Lift out each line of the data that holds "United".

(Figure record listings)
** Begin **

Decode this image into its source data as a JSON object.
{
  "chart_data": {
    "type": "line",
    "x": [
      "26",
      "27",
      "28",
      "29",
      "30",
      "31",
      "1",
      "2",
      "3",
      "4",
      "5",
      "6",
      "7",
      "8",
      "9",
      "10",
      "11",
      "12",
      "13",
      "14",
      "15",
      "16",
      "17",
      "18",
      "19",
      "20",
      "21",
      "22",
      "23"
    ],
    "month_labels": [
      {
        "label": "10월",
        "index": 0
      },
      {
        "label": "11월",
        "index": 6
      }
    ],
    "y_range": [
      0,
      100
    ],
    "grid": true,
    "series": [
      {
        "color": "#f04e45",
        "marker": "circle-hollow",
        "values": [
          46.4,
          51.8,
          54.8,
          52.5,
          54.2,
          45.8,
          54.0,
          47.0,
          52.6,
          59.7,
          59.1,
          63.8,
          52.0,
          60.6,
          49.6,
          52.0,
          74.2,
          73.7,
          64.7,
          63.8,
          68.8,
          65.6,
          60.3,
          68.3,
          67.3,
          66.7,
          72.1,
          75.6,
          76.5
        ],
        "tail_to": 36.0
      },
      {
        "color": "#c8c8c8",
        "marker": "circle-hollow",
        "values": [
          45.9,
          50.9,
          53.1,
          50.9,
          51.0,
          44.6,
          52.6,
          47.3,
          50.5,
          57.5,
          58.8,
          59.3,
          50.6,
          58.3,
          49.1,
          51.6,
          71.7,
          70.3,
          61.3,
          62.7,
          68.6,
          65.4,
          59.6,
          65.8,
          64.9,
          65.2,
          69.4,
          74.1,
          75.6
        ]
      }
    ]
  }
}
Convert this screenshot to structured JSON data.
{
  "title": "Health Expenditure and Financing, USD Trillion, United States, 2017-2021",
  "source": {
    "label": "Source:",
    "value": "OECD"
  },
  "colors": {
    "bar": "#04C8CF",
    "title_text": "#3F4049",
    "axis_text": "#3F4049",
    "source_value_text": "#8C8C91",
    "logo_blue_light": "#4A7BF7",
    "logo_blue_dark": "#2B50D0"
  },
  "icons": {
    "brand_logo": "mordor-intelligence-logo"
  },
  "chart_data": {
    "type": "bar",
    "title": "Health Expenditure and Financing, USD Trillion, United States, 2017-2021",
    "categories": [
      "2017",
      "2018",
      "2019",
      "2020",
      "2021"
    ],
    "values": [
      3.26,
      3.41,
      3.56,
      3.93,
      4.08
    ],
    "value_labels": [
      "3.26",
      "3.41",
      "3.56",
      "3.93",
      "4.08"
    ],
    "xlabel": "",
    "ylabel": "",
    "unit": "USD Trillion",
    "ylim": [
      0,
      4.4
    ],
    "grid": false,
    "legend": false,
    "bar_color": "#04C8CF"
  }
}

** End **

### Written reply
  "title": "Health Expenditure and Financing, USD Trillion, United States, 2017-2021",
    "title": "Health Expenditure and Financing, USD Trillion, United States, 2017-2021",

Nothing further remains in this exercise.